**PROMPT**
Quote every entry word for word.

## begin DATA EXTRACT

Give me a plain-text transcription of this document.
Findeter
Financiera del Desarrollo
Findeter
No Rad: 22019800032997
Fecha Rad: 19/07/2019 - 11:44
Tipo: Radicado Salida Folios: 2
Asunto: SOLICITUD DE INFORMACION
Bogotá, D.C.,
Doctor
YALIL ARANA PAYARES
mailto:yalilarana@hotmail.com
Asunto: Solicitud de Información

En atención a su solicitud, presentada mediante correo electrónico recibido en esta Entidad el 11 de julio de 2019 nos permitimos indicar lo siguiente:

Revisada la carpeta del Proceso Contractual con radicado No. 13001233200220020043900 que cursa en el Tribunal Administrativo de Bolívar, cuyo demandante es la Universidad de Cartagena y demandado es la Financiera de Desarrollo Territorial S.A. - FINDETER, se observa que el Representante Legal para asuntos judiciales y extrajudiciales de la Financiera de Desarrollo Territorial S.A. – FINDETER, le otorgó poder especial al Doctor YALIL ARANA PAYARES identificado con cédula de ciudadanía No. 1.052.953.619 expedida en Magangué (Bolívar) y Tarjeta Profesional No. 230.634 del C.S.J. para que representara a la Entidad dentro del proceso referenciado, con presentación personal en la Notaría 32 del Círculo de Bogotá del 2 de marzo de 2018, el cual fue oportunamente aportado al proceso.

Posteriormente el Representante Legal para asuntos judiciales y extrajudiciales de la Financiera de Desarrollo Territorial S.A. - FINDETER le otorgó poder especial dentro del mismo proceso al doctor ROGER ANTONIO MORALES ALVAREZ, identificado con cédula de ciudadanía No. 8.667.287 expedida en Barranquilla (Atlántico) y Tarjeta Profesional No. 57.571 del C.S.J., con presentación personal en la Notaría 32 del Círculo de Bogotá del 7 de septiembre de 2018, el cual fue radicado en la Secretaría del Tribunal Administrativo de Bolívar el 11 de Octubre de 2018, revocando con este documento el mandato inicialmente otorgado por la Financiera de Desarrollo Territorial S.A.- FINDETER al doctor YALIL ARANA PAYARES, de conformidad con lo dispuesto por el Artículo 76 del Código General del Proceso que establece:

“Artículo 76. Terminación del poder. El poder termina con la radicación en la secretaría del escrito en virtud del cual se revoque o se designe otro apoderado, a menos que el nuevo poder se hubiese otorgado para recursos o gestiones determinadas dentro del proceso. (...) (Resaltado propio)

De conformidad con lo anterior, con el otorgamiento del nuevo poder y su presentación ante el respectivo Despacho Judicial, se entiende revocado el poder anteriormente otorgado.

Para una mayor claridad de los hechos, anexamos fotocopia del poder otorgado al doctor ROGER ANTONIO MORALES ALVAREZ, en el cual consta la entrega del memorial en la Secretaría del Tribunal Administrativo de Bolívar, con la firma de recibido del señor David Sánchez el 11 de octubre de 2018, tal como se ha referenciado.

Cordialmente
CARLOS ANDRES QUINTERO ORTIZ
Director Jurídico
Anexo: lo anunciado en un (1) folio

## end DATA EXTRACT

**TASK ANSWER**
Give me a plain-text transcription of this document.
Findeter
Financiera del Desarrollo
Findeter
No Rad: 22019800032997
Fecha Rad: 19/07/2019 - 11:44
Tipo: Radicado Salida Folios: 2
Asunto: SOLICITUD DE INFORMACION
Bogotá, D.C.,
Doctor
YALIL ARANA PAYARES
mailto:yalilarana@hotmail.com
Asunto: Solicitud de Información

En atención a su solicitud, presentada mediante correo electrónico recibido en esta Entidad el 11 de julio de 2019 nos permitimos indicar lo siguiente:

Revisada la carpeta del Proceso Contractual con radicado No. 13001233200220020043900 que cursa en el Tribunal Administrativo de Bolívar, cuyo demandante es la Universidad de Cartagena y demandado es la Financiera de Desarrollo Territorial S.A. - FINDETER, se observa que el Representante Legal para asuntos judiciales y extrajudiciales de la Financiera de Desarrollo Territorial S.A. – FINDETER, le otorgó poder especial al Doctor YALIL ARANA PAYARES identificado con cédula de ciudadanía No. 1.052.953.619 expedida en Magangué (Bolívar) y Tarjeta Profesional No. 230.634 del C.S.J. para que representara a la Entidad dentro del proceso referenciado, con presentación personal en la Notaría 32 del Círculo de Bogotá del 2 de marzo de 2018, el cual fue oportunamente aportado al proceso.

Posteriormente el Representante Legal para asuntos judiciales y extrajudiciales de la Financiera de Desarrollo Territorial S.A. - FINDETER le otorgó poder especial dentro del mismo proceso al doctor ROGER ANTONIO MORALES ALVAREZ, identificado con cédula de ciudadanía No. 8.667.287 expedida en Barranquilla (Atlántico) y Tarjeta Profesional No. 57.571 del C.S.J., con presentación personal en la Notaría 32 del Círculo de Bogotá del 7 de septiembre de 2018, el cual fue radicado en la Secretaría del Tribunal Administrativo de Bolívar el 11 de Octubre de 2018, revocando con este documento el mandato inicialmente otorgado por la Financiera de Desarrollo Territorial S.A.- FINDETER al doctor YALIL ARANA PAYARES, de conformidad con lo dispuesto por el Artículo 76 del Código General del Proceso que establece:

“Artículo 76. Terminación del poder. El poder termina con la radicación en la secretaría del escrito en virtud del cual se revoque o se designe otro apoderado, a menos que el nuevo poder se hubiese otorgado para recursos o gestiones determinadas dentro del proceso. (...) (Resaltado propio)

De conformidad con lo anterior, con el otorgamiento del nuevo poder y su presentación ante el respectivo Despacho Judicial, se entiende revocado el poder anteriormente otorgado.

Para una mayor claridad de los hechos, anexamos fotocopia del poder otorgado al doctor ROGER ANTONIO MORALES ALVAREZ, en el cual consta la entrega del memorial en la Secretaría del Tribunal Administrativo de Bolívar, con la firma de recibido del señor David Sánchez el 11 de octubre de 2018, tal como se ha referenciado.

Cordialmente
CARLOS ANDRES QUINTERO ORTIZ
Director Jurídico
Anexo: lo anunciado en un (1) folio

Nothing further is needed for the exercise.